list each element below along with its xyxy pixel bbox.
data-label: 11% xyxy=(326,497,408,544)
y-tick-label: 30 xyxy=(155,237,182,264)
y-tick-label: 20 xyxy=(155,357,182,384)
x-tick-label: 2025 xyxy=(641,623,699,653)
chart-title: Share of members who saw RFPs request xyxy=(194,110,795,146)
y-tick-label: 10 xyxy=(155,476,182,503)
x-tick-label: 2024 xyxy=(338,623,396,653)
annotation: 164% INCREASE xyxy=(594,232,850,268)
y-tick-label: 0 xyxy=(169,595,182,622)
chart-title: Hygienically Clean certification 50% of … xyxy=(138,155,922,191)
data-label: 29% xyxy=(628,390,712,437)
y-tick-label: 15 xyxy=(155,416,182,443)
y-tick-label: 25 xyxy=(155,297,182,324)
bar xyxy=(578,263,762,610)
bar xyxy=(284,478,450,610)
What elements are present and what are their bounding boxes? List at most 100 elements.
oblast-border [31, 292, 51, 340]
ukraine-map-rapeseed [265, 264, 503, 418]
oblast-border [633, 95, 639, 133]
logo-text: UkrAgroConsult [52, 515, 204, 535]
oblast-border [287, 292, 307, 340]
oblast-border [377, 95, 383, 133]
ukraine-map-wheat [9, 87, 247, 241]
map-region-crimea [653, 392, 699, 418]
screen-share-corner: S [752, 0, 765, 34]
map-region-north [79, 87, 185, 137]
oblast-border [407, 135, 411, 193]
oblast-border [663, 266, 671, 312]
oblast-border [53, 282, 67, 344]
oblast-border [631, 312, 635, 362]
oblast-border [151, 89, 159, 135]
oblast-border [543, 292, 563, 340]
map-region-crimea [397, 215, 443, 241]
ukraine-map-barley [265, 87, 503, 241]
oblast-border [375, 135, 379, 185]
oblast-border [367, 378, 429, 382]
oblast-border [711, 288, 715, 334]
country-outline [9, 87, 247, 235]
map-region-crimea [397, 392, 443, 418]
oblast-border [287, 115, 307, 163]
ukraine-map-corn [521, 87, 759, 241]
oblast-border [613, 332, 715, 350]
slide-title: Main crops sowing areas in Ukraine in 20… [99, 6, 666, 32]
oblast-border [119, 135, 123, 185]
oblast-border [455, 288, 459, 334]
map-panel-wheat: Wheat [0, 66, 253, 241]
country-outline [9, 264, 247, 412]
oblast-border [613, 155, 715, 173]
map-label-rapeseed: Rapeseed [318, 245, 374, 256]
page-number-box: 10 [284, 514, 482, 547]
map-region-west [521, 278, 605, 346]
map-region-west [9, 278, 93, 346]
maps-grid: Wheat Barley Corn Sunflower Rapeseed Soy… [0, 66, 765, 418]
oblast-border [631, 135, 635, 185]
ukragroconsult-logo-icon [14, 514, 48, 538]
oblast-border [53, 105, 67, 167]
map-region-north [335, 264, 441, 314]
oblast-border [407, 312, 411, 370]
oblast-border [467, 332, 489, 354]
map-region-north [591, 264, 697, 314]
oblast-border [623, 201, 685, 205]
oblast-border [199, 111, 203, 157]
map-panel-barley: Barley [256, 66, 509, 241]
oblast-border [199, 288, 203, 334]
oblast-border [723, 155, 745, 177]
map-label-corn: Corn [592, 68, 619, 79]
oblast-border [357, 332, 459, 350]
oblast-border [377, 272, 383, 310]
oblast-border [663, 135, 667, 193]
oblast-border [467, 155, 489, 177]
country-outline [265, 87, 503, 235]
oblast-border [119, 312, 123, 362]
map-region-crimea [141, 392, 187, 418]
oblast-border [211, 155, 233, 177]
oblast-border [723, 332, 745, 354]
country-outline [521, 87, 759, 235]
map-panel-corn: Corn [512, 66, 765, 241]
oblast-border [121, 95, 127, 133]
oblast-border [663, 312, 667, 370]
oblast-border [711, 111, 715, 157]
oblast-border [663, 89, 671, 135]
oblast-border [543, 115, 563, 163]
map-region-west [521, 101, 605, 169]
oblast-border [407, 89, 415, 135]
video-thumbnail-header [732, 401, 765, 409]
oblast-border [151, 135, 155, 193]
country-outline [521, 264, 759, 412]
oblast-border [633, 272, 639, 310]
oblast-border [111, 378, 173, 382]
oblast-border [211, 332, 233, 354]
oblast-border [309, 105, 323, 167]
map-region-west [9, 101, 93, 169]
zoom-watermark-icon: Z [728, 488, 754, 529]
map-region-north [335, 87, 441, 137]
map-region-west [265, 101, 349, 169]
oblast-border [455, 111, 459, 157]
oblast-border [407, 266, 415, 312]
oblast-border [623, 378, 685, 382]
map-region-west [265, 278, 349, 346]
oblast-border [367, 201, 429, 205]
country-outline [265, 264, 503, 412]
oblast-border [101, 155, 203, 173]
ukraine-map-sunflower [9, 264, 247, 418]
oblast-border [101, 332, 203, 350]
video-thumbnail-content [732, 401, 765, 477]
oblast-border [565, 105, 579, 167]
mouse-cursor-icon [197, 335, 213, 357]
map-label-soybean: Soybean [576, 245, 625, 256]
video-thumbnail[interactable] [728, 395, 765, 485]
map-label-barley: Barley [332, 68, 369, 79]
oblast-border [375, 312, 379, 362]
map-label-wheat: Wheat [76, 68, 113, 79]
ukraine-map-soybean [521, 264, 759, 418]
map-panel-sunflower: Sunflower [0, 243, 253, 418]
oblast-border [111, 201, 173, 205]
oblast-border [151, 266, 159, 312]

▶ **Problem description**: Copy every row above word for word, keeping each line unchanged and in the same order.

▶ **Solution to this exercise**:
list each element below along with its xyxy pixel bbox.
data-label: 11% xyxy=(326,497,408,544)
y-tick-label: 30 xyxy=(155,237,182,264)
y-tick-label: 20 xyxy=(155,357,182,384)
x-tick-label: 2025 xyxy=(641,623,699,653)
chart-title: Share of members who saw RFPs request xyxy=(194,110,795,146)
y-tick-label: 10 xyxy=(155,476,182,503)
x-tick-label: 2024 xyxy=(338,623,396,653)
annotation: 164% INCREASE xyxy=(594,232,850,268)
y-tick-label: 0 xyxy=(169,595,182,622)
chart-title: Hygienically Clean certification 50% of … xyxy=(138,155,922,191)
data-label: 29% xyxy=(628,390,712,437)
y-tick-label: 15 xyxy=(155,416,182,443)
y-tick-label: 25 xyxy=(155,297,182,324)
bar xyxy=(578,263,762,610)
bar xyxy=(284,478,450,610)
What elements are present and what are their bounding boxes? List at most 100 elements.
oblast-border [31, 292, 51, 340]
ukraine-map-rapeseed [265, 264, 503, 418]
oblast-border [633, 95, 639, 133]
logo-text: UkrAgroConsult [52, 515, 204, 535]
oblast-border [287, 292, 307, 340]
oblast-border [377, 95, 383, 133]
ukraine-map-wheat [9, 87, 247, 241]
map-region-crimea [653, 392, 699, 418]
screen-share-corner: S [752, 0, 765, 34]
map-region-north [79, 87, 185, 137]
oblast-border [407, 135, 411, 193]
oblast-border [663, 266, 671, 312]
oblast-border [53, 282, 67, 344]
oblast-border [631, 312, 635, 362]
oblast-border [151, 89, 159, 135]
oblast-border [543, 292, 563, 340]
map-region-crimea [397, 215, 443, 241]
ukraine-map-barley [265, 87, 503, 241]
oblast-border [375, 135, 379, 185]
oblast-border [367, 378, 429, 382]
oblast-border [711, 288, 715, 334]
country-outline [9, 87, 247, 235]
map-region-crimea [397, 392, 443, 418]
oblast-border [287, 115, 307, 163]
ukraine-map-corn [521, 87, 759, 241]
oblast-border [613, 332, 715, 350]
slide-title: Main crops sowing areas in Ukraine in 20… [99, 6, 666, 32]
oblast-border [119, 135, 123, 185]
oblast-border [455, 288, 459, 334]
map-panel-wheat: Wheat [0, 66, 253, 241]
country-outline [9, 264, 247, 412]
oblast-border [613, 155, 715, 173]
map-label-rapeseed: Rapeseed [318, 245, 374, 256]
page-number-box: 10 [284, 514, 482, 547]
map-region-west [521, 278, 605, 346]
map-region-west [9, 278, 93, 346]
maps-grid: Wheat Barley Corn Sunflower Rapeseed Soy… [0, 66, 765, 418]
oblast-border [631, 135, 635, 185]
ukragroconsult-logo-icon [14, 514, 48, 538]
oblast-border [53, 105, 67, 167]
map-region-north [335, 264, 441, 314]
oblast-border [407, 312, 411, 370]
oblast-border [467, 332, 489, 354]
map-region-north [591, 264, 697, 314]
oblast-border [623, 201, 685, 205]
oblast-border [199, 111, 203, 157]
map-panel-barley: Barley [256, 66, 509, 241]
oblast-border [199, 288, 203, 334]
oblast-border [723, 155, 745, 177]
map-label-corn: Corn [592, 68, 619, 79]
oblast-border [357, 332, 459, 350]
oblast-border [377, 272, 383, 310]
oblast-border [663, 135, 667, 193]
oblast-border [467, 155, 489, 177]
country-outline [265, 87, 503, 235]
oblast-border [119, 312, 123, 362]
map-region-crimea [141, 392, 187, 418]
oblast-border [211, 155, 233, 177]
oblast-border [723, 332, 745, 354]
country-outline [521, 87, 759, 235]
map-panel-corn: Corn [512, 66, 765, 241]
oblast-border [121, 95, 127, 133]
oblast-border [663, 312, 667, 370]
oblast-border [711, 111, 715, 157]
oblast-border [663, 89, 671, 135]
oblast-border [543, 115, 563, 163]
map-region-west [521, 101, 605, 169]
oblast-border [407, 89, 415, 135]
video-thumbnail-header [732, 401, 765, 409]
oblast-border [151, 135, 155, 193]
country-outline [521, 264, 759, 412]
oblast-border [633, 272, 639, 310]
oblast-border [111, 378, 173, 382]
oblast-border [211, 332, 233, 354]
oblast-border [309, 105, 323, 167]
map-region-west [9, 101, 93, 169]
zoom-watermark-icon: Z [728, 488, 754, 529]
map-region-north [335, 87, 441, 137]
map-region-west [265, 101, 349, 169]
oblast-border [455, 111, 459, 157]
oblast-border [407, 266, 415, 312]
oblast-border [623, 378, 685, 382]
map-region-west [265, 278, 349, 346]
oblast-border [367, 201, 429, 205]
country-outline [265, 264, 503, 412]
oblast-border [101, 155, 203, 173]
ukraine-map-sunflower [9, 264, 247, 418]
oblast-border [101, 332, 203, 350]
video-thumbnail-content [732, 401, 765, 477]
oblast-border [565, 105, 579, 167]
mouse-cursor-icon [197, 335, 213, 357]
map-label-soybean: Soybean [576, 245, 625, 256]
video-thumbnail[interactable] [728, 395, 765, 485]
map-label-barley: Barley [332, 68, 369, 79]
oblast-border [375, 312, 379, 362]
map-label-wheat: Wheat [76, 68, 113, 79]
ukraine-map-soybean [521, 264, 759, 418]
map-panel-sunflower: Sunflower [0, 243, 253, 418]
oblast-border [111, 201, 173, 205]
oblast-border [151, 266, 159, 312]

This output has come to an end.